■ **WHAT YOU NEED TO DO**
Count, in the entries below, the lines in which "enfant" occurs. Give the number, nothing more.
==== DATA SECTION ====
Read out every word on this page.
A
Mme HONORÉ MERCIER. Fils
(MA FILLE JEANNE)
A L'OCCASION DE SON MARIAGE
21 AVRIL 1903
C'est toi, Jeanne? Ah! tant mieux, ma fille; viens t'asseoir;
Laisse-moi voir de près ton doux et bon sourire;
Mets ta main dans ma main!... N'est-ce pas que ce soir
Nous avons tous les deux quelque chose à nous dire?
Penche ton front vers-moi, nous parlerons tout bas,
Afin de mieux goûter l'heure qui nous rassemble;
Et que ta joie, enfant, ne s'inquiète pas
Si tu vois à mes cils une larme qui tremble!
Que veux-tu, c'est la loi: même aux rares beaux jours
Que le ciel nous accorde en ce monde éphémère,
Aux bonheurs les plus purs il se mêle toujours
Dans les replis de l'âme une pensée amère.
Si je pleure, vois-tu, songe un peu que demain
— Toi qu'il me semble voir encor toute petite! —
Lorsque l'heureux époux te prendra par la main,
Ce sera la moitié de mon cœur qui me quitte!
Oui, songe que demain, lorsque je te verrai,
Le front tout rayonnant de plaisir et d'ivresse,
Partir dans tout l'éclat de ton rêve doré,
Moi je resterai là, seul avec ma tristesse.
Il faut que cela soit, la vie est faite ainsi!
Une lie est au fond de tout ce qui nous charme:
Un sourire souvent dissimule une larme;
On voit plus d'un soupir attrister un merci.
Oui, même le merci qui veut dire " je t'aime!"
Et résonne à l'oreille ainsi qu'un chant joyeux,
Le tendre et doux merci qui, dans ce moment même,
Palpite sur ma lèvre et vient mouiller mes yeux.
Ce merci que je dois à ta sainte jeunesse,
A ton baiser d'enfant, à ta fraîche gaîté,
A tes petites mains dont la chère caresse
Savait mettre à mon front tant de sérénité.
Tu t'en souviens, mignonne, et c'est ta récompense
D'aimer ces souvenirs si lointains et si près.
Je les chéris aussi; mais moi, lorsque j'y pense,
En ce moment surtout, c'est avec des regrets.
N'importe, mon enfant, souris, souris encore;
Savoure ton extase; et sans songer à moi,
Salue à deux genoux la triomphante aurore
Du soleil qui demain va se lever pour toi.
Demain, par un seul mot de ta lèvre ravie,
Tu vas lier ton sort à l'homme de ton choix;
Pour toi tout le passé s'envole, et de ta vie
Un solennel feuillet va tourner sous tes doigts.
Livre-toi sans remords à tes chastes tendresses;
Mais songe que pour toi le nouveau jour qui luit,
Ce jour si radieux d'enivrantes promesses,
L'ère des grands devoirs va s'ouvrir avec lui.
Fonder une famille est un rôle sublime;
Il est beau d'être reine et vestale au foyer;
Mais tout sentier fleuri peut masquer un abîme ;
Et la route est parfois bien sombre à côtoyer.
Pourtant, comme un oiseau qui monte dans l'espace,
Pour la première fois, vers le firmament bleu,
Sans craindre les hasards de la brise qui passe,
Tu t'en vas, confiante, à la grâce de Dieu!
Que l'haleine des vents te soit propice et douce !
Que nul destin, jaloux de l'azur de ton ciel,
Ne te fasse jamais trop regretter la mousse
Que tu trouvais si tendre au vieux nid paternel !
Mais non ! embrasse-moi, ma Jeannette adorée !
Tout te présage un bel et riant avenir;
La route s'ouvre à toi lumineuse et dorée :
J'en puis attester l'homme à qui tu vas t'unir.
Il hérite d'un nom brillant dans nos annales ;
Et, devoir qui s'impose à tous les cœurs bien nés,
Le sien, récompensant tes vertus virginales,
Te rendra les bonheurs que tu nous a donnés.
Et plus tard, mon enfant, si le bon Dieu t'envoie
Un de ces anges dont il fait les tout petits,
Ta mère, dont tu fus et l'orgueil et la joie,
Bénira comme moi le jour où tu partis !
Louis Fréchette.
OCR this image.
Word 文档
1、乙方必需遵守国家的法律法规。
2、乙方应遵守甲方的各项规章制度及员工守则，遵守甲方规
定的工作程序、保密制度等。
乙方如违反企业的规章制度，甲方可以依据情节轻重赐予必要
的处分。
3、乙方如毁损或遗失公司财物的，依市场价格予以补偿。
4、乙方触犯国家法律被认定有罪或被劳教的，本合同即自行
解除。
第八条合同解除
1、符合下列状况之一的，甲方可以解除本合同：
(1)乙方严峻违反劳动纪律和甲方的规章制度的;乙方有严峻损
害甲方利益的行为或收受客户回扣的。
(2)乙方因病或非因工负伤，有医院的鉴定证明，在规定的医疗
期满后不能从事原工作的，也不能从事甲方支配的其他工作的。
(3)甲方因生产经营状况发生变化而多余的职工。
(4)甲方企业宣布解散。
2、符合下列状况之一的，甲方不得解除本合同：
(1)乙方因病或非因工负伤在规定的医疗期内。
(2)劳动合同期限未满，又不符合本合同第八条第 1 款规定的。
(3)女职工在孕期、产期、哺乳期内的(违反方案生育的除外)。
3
====
■ **SOLUTION FOR THIS EXERCISE**
4